Exercise aim
Scan the data beneath this task and copy each line that includes "General".

(Stored data entries)
** Begin **

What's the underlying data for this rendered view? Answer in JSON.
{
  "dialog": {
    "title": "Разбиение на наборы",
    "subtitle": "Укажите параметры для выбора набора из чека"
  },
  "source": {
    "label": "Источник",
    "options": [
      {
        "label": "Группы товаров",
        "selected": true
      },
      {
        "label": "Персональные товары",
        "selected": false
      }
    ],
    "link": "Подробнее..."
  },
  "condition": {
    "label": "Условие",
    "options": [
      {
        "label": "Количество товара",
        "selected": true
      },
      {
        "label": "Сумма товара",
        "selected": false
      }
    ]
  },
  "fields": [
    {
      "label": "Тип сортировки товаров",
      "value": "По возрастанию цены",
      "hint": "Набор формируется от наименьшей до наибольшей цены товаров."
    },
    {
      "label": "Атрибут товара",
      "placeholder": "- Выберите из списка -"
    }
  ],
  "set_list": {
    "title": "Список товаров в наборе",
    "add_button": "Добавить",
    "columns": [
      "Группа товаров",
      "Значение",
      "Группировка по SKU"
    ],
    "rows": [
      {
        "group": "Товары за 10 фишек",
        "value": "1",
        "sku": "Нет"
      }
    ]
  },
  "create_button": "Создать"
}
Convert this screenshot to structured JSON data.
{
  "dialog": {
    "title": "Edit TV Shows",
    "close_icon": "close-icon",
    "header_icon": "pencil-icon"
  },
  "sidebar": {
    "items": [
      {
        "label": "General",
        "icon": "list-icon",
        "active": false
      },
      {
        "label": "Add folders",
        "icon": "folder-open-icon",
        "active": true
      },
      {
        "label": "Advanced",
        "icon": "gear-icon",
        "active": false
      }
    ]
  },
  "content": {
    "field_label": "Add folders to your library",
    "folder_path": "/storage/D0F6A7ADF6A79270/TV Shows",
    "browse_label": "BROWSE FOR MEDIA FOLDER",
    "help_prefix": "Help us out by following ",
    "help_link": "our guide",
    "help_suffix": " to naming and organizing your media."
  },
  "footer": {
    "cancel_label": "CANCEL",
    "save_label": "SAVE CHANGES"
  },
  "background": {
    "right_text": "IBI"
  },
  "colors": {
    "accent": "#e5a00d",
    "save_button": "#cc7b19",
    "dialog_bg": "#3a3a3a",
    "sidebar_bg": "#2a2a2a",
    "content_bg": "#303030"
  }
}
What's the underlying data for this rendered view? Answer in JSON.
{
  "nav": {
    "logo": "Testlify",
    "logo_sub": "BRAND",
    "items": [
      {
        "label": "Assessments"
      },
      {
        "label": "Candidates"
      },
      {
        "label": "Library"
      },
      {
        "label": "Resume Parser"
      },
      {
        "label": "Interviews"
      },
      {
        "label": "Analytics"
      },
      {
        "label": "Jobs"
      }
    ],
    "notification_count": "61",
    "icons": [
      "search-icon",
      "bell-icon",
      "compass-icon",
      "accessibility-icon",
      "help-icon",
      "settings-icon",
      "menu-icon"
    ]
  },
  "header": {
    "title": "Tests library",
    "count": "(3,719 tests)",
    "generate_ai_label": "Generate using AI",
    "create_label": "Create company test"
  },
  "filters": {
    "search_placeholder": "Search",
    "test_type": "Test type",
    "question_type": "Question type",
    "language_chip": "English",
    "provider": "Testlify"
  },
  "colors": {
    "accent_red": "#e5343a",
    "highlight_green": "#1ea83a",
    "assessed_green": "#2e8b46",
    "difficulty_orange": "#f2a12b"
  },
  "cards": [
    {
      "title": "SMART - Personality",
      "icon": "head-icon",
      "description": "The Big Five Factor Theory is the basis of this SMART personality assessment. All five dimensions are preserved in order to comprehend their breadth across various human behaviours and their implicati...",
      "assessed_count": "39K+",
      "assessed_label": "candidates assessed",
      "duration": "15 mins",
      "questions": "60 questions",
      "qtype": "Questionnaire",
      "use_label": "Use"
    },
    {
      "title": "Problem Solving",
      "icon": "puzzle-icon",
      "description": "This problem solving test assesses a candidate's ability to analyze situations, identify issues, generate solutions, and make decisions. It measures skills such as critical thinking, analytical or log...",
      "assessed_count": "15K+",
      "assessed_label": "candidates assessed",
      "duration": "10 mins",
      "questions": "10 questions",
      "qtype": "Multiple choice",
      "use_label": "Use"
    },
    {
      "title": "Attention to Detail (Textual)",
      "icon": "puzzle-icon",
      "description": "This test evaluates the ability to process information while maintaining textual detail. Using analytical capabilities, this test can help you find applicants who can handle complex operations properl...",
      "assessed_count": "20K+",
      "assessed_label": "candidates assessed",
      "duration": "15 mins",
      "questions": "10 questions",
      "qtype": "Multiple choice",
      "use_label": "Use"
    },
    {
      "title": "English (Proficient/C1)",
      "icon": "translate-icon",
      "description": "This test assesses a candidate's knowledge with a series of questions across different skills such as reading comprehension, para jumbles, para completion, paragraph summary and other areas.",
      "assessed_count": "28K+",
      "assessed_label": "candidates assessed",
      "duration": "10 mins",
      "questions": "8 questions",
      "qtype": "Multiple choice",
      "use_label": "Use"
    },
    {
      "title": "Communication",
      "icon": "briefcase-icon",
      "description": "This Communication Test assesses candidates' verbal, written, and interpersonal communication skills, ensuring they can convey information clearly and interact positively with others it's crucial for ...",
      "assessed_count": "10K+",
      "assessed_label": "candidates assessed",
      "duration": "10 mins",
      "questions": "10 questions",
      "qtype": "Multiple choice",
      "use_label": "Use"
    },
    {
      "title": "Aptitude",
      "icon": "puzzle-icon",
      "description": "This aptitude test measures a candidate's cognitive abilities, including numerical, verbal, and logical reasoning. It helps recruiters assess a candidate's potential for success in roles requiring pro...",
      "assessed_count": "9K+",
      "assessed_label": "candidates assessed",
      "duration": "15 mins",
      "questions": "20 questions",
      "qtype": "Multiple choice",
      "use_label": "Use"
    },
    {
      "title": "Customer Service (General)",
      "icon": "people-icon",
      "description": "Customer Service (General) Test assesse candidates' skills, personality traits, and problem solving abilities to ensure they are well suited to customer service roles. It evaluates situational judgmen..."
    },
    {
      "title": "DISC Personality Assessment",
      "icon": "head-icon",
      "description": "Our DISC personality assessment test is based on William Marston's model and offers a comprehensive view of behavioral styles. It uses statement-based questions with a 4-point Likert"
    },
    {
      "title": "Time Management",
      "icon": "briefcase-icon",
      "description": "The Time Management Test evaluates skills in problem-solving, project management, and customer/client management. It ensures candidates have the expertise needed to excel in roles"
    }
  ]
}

** End **

Response to this exercise
        "label": "General",
      "title": "Customer Service (General)",
      "description": "Customer Service (General) Test assesse candidates' skills, personality traits, and problem solving abilities to ensure they are well suited to customer service roles. It evaluates situational judgmen..."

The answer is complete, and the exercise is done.